++++ THE RECORDS ++++

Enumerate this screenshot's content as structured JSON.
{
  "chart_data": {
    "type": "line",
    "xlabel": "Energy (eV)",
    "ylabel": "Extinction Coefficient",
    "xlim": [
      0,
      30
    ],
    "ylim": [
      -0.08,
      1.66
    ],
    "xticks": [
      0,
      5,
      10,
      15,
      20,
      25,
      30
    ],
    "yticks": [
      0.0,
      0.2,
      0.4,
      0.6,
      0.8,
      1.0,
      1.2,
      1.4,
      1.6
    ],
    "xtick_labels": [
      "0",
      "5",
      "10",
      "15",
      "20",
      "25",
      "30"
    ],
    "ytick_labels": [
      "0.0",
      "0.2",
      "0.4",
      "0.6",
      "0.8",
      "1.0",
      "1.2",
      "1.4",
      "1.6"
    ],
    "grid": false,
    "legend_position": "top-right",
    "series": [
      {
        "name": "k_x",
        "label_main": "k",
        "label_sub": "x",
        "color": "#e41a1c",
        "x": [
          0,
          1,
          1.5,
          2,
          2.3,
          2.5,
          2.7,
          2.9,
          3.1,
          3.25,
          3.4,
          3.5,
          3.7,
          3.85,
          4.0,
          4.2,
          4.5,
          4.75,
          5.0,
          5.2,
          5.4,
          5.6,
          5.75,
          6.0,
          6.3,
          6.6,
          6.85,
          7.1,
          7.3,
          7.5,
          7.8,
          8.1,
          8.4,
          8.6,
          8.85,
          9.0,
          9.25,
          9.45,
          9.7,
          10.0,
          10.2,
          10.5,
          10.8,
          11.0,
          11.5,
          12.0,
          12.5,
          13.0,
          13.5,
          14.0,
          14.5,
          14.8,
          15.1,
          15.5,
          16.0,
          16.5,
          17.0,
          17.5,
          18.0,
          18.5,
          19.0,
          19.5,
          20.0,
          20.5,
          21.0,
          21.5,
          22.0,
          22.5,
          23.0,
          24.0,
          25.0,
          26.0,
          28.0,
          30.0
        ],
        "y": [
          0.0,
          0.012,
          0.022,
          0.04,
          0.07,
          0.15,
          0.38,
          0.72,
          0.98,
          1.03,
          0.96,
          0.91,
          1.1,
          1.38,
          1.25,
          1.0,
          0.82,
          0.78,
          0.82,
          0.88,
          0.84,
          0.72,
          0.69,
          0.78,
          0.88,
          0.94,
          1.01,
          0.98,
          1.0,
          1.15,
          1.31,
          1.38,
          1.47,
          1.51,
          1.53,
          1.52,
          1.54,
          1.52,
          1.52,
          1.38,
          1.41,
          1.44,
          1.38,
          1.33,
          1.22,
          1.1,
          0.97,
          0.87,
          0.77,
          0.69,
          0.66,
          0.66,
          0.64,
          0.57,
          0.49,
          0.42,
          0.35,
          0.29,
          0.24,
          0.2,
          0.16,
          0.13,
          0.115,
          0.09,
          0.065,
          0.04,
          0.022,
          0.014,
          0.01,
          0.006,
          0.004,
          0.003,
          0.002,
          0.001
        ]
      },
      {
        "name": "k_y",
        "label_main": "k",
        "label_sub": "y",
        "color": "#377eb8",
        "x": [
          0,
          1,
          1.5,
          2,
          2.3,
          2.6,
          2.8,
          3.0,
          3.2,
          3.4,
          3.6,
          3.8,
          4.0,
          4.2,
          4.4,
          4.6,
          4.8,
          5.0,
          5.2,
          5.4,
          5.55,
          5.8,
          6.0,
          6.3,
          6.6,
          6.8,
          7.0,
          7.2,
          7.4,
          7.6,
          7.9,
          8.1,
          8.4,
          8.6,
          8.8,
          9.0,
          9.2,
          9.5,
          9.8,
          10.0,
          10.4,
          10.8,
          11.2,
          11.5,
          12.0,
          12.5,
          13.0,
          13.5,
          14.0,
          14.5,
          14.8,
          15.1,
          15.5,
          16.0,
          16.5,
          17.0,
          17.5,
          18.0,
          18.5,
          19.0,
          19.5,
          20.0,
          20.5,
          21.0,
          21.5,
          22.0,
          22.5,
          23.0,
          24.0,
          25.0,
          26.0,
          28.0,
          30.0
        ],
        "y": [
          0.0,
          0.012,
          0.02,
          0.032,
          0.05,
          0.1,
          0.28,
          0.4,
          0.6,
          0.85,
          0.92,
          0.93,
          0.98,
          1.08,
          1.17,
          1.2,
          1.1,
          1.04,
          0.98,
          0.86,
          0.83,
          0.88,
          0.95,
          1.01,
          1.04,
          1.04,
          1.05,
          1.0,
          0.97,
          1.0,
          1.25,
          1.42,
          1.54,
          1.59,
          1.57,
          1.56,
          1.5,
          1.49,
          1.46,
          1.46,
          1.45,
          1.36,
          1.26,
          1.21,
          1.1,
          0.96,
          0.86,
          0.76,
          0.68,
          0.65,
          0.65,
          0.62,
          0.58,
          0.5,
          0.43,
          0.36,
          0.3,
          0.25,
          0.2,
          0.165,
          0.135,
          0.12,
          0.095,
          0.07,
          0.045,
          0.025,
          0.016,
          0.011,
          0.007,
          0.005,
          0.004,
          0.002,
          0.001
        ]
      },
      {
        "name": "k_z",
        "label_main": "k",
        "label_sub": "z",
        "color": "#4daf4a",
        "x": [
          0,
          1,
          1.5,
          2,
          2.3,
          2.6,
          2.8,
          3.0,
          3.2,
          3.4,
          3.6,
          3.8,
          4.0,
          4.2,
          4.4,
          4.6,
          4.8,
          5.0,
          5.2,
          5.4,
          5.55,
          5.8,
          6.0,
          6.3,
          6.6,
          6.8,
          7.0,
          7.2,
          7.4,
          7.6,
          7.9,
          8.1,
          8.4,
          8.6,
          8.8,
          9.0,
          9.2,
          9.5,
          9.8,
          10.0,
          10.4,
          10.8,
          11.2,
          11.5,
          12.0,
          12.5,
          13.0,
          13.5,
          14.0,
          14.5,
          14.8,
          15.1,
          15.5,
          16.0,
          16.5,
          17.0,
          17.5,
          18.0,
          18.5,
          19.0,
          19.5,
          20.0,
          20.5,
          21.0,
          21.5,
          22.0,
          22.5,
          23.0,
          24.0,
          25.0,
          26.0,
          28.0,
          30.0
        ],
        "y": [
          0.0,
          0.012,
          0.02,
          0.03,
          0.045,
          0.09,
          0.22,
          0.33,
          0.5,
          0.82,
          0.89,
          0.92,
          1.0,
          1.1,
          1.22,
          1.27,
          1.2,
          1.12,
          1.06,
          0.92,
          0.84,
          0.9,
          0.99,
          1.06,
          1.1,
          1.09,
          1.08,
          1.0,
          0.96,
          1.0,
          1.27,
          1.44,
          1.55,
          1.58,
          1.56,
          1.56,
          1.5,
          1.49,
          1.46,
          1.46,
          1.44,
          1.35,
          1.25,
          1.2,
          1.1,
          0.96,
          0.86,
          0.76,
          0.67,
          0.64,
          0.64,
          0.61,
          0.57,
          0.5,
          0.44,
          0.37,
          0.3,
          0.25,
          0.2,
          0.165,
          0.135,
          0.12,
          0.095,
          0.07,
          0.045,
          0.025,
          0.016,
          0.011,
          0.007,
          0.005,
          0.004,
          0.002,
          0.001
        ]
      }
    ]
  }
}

++++
++++ THE RECORDS ++++

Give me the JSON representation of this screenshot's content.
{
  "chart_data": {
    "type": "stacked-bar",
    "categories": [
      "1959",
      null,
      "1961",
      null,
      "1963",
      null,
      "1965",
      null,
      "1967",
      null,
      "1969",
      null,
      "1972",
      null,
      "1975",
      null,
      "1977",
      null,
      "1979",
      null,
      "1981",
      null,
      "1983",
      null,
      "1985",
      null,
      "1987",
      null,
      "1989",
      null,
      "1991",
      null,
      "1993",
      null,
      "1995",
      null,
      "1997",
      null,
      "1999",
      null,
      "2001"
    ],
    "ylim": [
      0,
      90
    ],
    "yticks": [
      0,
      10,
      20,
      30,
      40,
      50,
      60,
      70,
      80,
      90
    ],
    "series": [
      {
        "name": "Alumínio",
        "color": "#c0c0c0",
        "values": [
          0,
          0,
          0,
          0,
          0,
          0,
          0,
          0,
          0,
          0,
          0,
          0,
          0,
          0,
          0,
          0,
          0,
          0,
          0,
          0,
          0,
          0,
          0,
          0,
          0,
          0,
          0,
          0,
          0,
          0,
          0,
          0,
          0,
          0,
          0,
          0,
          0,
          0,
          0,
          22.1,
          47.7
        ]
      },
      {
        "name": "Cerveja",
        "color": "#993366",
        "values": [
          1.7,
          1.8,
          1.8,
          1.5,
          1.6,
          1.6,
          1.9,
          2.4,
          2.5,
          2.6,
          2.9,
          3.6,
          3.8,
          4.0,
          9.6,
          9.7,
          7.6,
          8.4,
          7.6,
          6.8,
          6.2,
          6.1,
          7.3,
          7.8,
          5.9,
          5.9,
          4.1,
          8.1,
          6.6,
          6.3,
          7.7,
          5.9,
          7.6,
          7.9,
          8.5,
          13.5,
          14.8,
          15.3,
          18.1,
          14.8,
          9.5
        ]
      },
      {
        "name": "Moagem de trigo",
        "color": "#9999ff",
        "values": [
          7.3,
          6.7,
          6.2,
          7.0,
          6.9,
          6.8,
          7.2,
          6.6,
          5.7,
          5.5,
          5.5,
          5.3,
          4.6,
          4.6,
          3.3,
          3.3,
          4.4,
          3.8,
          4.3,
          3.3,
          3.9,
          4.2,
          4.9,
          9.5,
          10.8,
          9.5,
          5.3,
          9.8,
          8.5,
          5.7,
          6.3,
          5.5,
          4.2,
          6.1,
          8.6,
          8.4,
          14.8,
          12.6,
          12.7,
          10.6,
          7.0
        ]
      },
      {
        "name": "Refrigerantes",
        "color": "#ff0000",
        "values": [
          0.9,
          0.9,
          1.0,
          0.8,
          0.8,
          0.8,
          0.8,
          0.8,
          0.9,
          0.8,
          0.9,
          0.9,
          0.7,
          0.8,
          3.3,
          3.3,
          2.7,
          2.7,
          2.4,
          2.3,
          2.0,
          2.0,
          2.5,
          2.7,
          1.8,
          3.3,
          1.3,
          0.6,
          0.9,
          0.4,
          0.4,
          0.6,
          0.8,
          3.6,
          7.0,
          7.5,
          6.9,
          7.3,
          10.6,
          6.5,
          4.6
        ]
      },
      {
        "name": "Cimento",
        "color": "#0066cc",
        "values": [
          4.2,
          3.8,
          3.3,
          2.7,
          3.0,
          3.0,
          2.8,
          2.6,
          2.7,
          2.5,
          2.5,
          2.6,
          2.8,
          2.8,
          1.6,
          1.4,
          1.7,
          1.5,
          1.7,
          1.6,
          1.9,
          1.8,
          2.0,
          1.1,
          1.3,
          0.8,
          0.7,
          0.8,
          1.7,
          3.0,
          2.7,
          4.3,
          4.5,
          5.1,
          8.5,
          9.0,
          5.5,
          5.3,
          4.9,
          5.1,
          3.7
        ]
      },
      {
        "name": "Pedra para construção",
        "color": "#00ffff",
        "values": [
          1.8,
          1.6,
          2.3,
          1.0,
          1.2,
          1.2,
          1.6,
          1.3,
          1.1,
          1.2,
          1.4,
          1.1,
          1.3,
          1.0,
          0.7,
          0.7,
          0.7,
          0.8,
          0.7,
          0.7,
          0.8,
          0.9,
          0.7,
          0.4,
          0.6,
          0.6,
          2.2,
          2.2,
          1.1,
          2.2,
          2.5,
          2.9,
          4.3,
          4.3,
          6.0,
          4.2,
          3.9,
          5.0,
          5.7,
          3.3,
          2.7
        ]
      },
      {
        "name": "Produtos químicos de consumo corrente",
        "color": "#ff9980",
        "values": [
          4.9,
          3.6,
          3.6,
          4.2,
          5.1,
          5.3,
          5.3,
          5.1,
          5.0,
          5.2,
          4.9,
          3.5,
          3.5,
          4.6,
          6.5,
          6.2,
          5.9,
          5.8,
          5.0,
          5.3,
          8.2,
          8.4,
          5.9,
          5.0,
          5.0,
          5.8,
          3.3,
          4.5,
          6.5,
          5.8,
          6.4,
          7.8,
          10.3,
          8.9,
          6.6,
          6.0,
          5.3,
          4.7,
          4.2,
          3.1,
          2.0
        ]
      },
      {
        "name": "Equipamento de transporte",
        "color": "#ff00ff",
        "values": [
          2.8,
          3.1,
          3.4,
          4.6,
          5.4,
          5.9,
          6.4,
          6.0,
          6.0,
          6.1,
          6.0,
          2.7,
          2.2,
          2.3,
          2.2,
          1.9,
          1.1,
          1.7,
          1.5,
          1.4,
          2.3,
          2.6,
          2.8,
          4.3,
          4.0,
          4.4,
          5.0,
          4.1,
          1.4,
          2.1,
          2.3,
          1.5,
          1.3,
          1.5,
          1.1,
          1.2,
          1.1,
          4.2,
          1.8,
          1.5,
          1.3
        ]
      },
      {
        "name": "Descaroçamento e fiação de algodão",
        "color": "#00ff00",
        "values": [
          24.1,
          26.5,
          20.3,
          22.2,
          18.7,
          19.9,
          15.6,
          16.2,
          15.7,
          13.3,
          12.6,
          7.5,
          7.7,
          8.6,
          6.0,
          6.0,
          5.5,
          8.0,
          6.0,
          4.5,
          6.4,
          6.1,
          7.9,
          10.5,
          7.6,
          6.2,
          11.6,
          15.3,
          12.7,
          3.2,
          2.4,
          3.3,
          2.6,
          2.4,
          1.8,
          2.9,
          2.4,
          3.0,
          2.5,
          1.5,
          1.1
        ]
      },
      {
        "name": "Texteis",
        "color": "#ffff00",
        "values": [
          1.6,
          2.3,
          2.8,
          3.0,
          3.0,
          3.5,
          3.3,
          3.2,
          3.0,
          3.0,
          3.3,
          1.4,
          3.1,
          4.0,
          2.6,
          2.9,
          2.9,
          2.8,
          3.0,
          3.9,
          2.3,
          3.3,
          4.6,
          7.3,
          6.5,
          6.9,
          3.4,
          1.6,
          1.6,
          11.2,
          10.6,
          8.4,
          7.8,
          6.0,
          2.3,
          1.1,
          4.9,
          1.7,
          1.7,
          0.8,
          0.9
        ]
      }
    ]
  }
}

++++
++++ THE RECORDS ++++

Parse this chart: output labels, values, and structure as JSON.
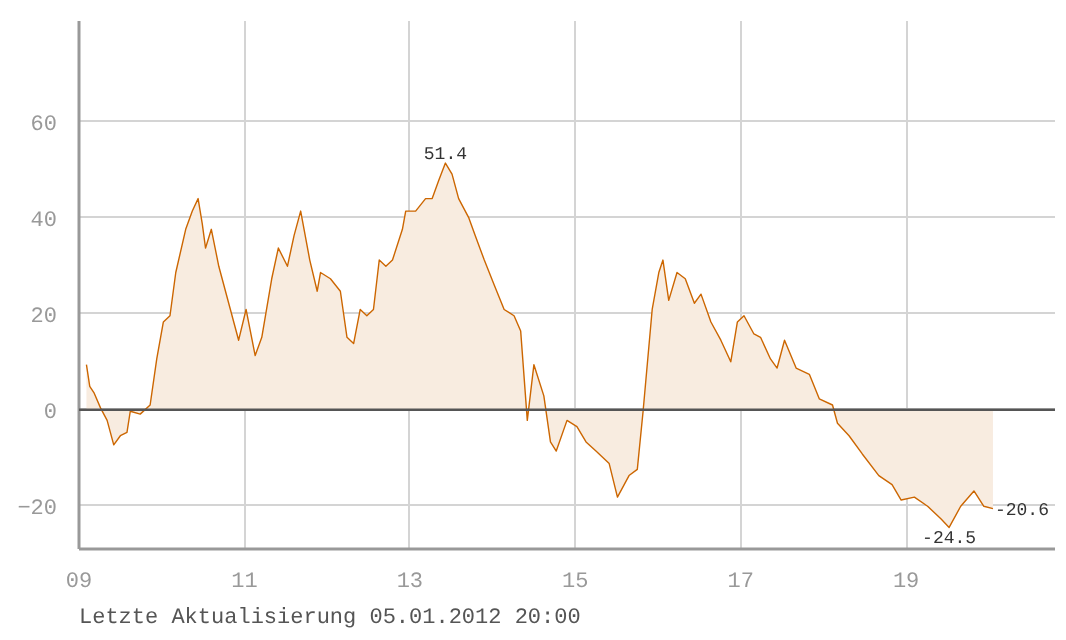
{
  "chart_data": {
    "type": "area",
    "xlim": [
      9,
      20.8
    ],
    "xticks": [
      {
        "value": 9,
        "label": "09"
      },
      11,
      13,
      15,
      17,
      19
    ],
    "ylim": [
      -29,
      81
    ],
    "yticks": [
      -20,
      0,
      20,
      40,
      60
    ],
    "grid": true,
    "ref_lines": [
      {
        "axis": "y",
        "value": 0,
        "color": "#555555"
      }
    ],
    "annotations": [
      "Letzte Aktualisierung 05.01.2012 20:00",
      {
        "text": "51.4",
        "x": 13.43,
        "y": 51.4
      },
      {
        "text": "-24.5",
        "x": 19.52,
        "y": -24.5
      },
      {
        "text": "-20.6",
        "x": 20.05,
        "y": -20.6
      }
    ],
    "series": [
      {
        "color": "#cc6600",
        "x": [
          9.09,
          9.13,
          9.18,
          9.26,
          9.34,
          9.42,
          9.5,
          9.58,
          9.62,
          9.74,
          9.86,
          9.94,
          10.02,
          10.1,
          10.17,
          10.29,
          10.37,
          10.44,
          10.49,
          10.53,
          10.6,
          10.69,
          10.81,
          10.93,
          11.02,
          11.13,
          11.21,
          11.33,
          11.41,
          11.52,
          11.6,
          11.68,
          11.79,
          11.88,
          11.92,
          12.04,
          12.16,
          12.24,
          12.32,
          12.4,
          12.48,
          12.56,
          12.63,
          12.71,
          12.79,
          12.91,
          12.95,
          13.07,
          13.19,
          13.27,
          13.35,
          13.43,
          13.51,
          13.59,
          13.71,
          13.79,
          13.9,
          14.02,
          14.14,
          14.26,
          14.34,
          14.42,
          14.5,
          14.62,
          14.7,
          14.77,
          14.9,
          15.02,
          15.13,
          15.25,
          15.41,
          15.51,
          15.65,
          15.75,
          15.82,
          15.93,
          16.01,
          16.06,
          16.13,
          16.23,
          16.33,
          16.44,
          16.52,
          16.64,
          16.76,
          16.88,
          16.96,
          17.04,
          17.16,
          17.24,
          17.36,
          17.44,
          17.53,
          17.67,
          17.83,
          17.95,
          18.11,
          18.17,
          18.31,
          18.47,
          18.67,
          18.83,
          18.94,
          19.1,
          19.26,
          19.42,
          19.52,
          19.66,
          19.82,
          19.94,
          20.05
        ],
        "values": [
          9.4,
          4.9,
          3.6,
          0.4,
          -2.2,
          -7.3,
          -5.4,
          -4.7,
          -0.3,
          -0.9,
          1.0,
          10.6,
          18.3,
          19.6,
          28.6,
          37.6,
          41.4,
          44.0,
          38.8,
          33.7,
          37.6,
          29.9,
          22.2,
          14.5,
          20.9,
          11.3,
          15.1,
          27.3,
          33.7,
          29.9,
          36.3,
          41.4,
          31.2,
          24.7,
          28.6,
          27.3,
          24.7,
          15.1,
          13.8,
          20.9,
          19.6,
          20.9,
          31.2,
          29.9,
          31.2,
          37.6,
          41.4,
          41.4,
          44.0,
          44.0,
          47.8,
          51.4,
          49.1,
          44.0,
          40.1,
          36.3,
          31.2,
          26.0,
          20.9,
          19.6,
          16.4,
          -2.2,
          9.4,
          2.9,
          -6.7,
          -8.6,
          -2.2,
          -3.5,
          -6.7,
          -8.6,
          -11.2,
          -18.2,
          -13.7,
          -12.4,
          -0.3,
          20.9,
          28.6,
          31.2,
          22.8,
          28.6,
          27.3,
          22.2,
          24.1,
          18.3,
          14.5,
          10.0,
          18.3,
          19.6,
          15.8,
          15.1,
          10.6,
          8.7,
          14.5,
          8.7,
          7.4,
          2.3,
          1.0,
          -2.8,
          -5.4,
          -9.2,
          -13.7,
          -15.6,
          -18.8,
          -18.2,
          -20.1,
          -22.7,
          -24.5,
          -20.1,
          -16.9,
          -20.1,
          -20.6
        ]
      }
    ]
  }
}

++++

GOAL -
Copy each line from the records above that includes the string "screenshot".

FINISHED ANSWER -
Enumerate this screenshot's content as structured JSON.
Give me the JSON representation of this screenshot's content.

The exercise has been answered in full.